---------- SUPPLIED INFORMATION

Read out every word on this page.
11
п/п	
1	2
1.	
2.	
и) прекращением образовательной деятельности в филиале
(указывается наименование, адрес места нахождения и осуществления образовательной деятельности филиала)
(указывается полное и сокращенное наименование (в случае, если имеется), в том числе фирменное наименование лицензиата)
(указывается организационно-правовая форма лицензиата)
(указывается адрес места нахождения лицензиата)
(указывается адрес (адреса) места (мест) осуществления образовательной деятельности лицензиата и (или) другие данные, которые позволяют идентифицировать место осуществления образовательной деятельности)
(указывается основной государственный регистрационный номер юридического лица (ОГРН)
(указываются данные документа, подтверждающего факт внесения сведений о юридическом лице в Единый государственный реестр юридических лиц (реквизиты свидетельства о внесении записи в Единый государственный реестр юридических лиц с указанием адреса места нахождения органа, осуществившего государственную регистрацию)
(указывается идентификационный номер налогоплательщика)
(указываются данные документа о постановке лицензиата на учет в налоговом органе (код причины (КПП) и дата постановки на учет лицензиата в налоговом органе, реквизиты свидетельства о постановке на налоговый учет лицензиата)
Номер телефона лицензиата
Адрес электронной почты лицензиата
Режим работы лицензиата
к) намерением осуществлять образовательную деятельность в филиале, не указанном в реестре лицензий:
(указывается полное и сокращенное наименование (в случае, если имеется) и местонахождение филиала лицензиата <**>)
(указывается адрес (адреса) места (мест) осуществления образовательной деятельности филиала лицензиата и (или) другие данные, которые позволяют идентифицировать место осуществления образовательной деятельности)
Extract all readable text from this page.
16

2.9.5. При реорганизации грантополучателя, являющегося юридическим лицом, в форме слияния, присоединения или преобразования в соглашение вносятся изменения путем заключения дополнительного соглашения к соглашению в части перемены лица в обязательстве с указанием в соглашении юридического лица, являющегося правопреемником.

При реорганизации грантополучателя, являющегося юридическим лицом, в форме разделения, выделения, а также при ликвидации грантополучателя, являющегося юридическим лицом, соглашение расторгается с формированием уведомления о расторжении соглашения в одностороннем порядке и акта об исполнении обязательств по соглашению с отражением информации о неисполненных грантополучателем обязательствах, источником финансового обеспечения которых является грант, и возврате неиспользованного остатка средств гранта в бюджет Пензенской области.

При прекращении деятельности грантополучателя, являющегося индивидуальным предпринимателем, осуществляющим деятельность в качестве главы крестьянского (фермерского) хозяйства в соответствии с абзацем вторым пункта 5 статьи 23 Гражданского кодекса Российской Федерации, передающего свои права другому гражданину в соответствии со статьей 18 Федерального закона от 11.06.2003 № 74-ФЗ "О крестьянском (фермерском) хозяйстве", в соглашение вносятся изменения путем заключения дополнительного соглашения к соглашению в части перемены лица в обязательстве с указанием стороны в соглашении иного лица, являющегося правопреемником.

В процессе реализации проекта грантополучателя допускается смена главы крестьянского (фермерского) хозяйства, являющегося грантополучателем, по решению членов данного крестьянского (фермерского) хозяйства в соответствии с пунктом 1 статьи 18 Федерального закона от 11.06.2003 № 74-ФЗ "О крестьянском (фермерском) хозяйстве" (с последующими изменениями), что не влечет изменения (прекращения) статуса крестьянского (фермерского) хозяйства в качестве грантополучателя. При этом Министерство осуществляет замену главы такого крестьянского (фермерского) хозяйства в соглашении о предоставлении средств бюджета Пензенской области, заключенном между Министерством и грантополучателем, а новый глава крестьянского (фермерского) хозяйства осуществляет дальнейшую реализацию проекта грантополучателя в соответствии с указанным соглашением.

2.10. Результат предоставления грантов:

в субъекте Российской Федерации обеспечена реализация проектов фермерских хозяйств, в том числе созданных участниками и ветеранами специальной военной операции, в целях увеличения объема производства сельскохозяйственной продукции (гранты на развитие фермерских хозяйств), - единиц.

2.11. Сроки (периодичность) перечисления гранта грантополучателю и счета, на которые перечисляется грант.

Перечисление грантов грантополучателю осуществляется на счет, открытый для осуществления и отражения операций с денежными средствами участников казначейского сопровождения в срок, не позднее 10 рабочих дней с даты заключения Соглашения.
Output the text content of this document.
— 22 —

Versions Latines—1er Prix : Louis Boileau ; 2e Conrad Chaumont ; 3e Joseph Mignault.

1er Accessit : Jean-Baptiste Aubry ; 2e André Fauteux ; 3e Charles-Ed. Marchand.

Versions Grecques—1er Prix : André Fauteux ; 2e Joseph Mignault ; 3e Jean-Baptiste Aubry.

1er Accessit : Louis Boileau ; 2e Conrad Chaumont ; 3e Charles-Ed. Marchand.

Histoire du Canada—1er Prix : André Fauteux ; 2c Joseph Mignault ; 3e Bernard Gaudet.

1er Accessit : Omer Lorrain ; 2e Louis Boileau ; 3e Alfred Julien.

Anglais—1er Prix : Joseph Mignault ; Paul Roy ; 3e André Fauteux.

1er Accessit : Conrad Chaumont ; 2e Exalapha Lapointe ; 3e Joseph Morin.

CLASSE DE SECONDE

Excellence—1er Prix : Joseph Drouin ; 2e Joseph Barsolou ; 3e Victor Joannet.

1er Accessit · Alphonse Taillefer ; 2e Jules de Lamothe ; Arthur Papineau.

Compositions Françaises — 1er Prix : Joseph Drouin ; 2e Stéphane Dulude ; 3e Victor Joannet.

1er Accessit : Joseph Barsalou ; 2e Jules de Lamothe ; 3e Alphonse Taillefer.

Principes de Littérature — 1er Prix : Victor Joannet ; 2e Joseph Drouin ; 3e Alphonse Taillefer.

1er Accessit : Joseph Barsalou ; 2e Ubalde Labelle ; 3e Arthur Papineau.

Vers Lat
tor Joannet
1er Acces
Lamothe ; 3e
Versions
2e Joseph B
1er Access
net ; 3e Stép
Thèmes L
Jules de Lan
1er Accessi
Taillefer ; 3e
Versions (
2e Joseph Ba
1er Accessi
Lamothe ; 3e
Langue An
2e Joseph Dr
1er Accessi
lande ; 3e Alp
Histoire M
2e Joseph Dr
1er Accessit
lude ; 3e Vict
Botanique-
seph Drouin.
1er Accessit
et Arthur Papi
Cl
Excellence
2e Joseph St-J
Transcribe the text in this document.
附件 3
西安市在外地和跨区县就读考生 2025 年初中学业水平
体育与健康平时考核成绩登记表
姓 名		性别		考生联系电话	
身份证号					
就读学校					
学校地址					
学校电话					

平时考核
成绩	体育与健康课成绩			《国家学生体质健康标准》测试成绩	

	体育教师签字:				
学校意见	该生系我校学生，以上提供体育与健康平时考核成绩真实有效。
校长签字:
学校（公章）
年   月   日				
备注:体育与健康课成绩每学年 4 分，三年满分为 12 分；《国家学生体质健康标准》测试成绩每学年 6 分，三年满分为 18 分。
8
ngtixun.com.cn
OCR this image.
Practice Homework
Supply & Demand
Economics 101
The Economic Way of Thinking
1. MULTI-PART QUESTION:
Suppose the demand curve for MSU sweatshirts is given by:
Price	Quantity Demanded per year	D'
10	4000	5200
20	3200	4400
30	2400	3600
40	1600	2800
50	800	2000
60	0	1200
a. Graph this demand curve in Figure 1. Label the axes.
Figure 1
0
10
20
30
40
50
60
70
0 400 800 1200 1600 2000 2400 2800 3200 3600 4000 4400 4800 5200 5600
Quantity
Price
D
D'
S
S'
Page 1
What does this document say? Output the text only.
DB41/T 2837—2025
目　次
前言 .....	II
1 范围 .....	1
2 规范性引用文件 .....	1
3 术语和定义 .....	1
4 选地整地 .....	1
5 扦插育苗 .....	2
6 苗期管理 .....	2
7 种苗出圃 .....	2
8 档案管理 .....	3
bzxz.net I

--------------------

> _PROBLEM TO SOLVE_
Copy every line verbatim.

> _EXERCISE OUTPUT_
Read out every word on this page.
11
п/п	
1	2
1.	
2.	
и) прекращением образовательной деятельности в филиале
(указывается наименование, адрес места нахождения и осуществления образовательной деятельности филиала)
(указывается полное и сокращенное наименование (в случае, если имеется), в том числе фирменное наименование лицензиата)
(указывается организационно-правовая форма лицензиата)
(указывается адрес места нахождения лицензиата)
(указывается адрес (адреса) места (мест) осуществления образовательной деятельности лицензиата и (или) другие данные, которые позволяют идентифицировать место осуществления образовательной деятельности)
(указывается основной государственный регистрационный номер юридического лица (ОГРН)
(указываются данные документа, подтверждающего факт внесения сведений о юридическом лице в Единый государственный реестр юридических лиц (реквизиты свидетельства о внесении записи в Единый государственный реестр юридических лиц с указанием адреса места нахождения органа, осуществившего государственную регистрацию)
(указывается идентификационный номер налогоплательщика)
(указываются данные документа о постановке лицензиата на учет в налоговом органе (код причины (КПП) и дата постановки на учет лицензиата в налоговом органе, реквизиты свидетельства о постановке на налоговый учет лицензиата)
Номер телефона лицензиата
Адрес электронной почты лицензиата
Режим работы лицензиата
к) намерением осуществлять образовательную деятельность в филиале, не указанном в реестре лицензий:
(указывается полное и сокращенное наименование (в случае, если имеется) и местонахождение филиала лицензиата <**>)
(указывается адрес (адреса) места (мест) осуществления образовательной деятельности филиала лицензиата и (или) другие данные, которые позволяют идентифицировать место осуществления образовательной деятельности)
Extract all readable text from this page.
16

2.9.5. При реорганизации грантополучателя, являющегося юридическим лицом, в форме слияния, присоединения или преобразования в соглашение вносятся изменения путем заключения дополнительного соглашения к соглашению в части перемены лица в обязательстве с указанием в соглашении юридического лица, являющегося правопреемником.

При реорганизации грантополучателя, являющегося юридическим лицом, в форме разделения, выделения, а также при ликвидации грантополучателя, являющегося юридическим лицом, соглашение расторгается с формированием уведомления о расторжении соглашения в одностороннем порядке и акта об исполнении обязательств по соглашению с отражением информации о неисполненных грантополучателем обязательствах, источником финансового обеспечения которых является грант, и возврате неиспользованного остатка средств гранта в бюджет Пензенской области.

При прекращении деятельности грантополучателя, являющегося индивидуальным предпринимателем, осуществляющим деятельность в качестве главы крестьянского (фермерского) хозяйства в соответствии с абзацем вторым пункта 5 статьи 23 Гражданского кодекса Российской Федерации, передающего свои права другому гражданину в соответствии со статьей 18 Федерального закона от 11.06.2003 № 74-ФЗ "О крестьянском (фермерском) хозяйстве", в соглашение вносятся изменения путем заключения дополнительного соглашения к соглашению в части перемены лица в обязательстве с указанием стороны в соглашении иного лица, являющегося правопреемником.

В процессе реализации проекта грантополучателя допускается смена главы крестьянского (фермерского) хозяйства, являющегося грантополучателем, по решению членов данного крестьянского (фермерского) хозяйства в соответствии с пунктом 1 статьи 18 Федерального закона от 11.06.2003 № 74-ФЗ "О крестьянском (фермерском) хозяйстве" (с последующими изменениями), что не влечет изменения (прекращения) статуса крестьянского (фермерского) хозяйства в качестве грантополучателя. При этом Министерство осуществляет замену главы такого крестьянского (фермерского) хозяйства в соглашении о предоставлении средств бюджета Пензенской области, заключенном между Министерством и грантополучателем, а новый глава крестьянского (фермерского) хозяйства осуществляет дальнейшую реализацию проекта грантополучателя в соответствии с указанным соглашением.

2.10. Результат предоставления грантов:

в субъекте Российской Федерации обеспечена реализация проектов фермерских хозяйств, в том числе созданных участниками и ветеранами специальной военной операции, в целях увеличения объема производства сельскохозяйственной продукции (гранты на развитие фермерских хозяйств), - единиц.

2.11. Сроки (периодичность) перечисления гранта грантополучателю и счета, на которые перечисляется грант.

Перечисление грантов грантополучателю осуществляется на счет, открытый для осуществления и отражения операций с денежными средствами участников казначейского сопровождения в срок, не позднее 10 рабочих дней с даты заключения Соглашения.
Output the text content of this document.
— 22 —

Versions Latines—1er Prix : Louis Boileau ; 2e Conrad Chaumont ; 3e Joseph Mignault.

1er Accessit : Jean-Baptiste Aubry ; 2e André Fauteux ; 3e Charles-Ed. Marchand.

Versions Grecques—1er Prix : André Fauteux ; 2e Joseph Mignault ; 3e Jean-Baptiste Aubry.

1er Accessit : Louis Boileau ; 2e Conrad Chaumont ; 3e Charles-Ed. Marchand.

Histoire du Canada—1er Prix : André Fauteux ; 2c Joseph Mignault ; 3e Bernard Gaudet.

1er Accessit : Omer Lorrain ; 2e Louis Boileau ; 3e Alfred Julien.

Anglais—1er Prix : Joseph Mignault ; Paul Roy ; 3e André Fauteux.

1er Accessit : Conrad Chaumont ; 2e Exalapha Lapointe ; 3e Joseph Morin.

CLASSE DE SECONDE

Excellence—1er Prix : Joseph Drouin ; 2e Joseph Barsolou ; 3e Victor Joannet.

1er Accessit · Alphonse Taillefer ; 2e Jules de Lamothe ; Arthur Papineau.

Compositions Françaises — 1er Prix : Joseph Drouin ; 2e Stéphane Dulude ; 3e Victor Joannet.

1er Accessit : Joseph Barsalou ; 2e Jules de Lamothe ; 3e Alphonse Taillefer.

Principes de Littérature — 1er Prix : Victor Joannet ; 2e Joseph Drouin ; 3e Alphonse Taillefer.

1er Accessit : Joseph Barsalou ; 2e Ubalde Labelle ; 3e Arthur Papineau.

Vers Lat
tor Joannet
1er Acces
Lamothe ; 3e
Versions
2e Joseph B
1er Access
net ; 3e Stép
Thèmes L
Jules de Lan
1er Accessi
Taillefer ; 3e
Versions (
2e Joseph Ba
1er Accessi
Lamothe ; 3e
Langue An
2e Joseph Dr
1er Accessi
lande ; 3e Alp
Histoire M
2e Joseph Dr
1er Accessit
lude ; 3e Vict
Botanique-
seph Drouin.
1er Accessit
et Arthur Papi
Cl
Excellence
2e Joseph St-J
Transcribe the text in this document.
附件 3
西安市在外地和跨区县就读考生 2025 年初中学业水平
体育与健康平时考核成绩登记表
姓 名		性别		考生联系电话	
身份证号					
就读学校					
学校地址					
学校电话					

平时考核
成绩	体育与健康课成绩			《国家学生体质健康标准》测试成绩	

	体育教师签字:				
学校意见	该生系我校学生，以上提供体育与健康平时考核成绩真实有效。
校长签字:
学校（公章）
年   月   日				
备注:体育与健康课成绩每学年 4 分，三年满分为 12 分；《国家学生体质健康标准》测试成绩每学年 6 分，三年满分为 18 分。
8
ngtixun.com.cn
OCR this image.
Practice Homework
Supply & Demand
Economics 101
The Economic Way of Thinking
1. MULTI-PART QUESTION:
Suppose the demand curve for MSU sweatshirts is given by:
Price	Quantity Demanded per year	D'
10	4000	5200
20	3200	4400
30	2400	3600
40	1600	2800
50	800	2000
60	0	1200
a. Graph this demand curve in Figure 1. Label the axes.
Figure 1
0
10
20
30
40
50
60
70
0 400 800 1200 1600 2000 2400 2800 3200 3600 4000 4400 4800 5200 5600
Quantity
Price
D
D'
S
S'
Page 1
What does this document say? Output the text only.
DB41/T 2837—2025
目　次
前言 .....	II
1 范围 .....	1
2 规范性引用文件 .....	1
3 术语和定义 .....	1
4 选地整地 .....	1
5 扦插育苗 .....	2
6 苗期管理 .....	2
7 种苗出圃 .....	2
8 档案管理 .....	3
bzxz.net I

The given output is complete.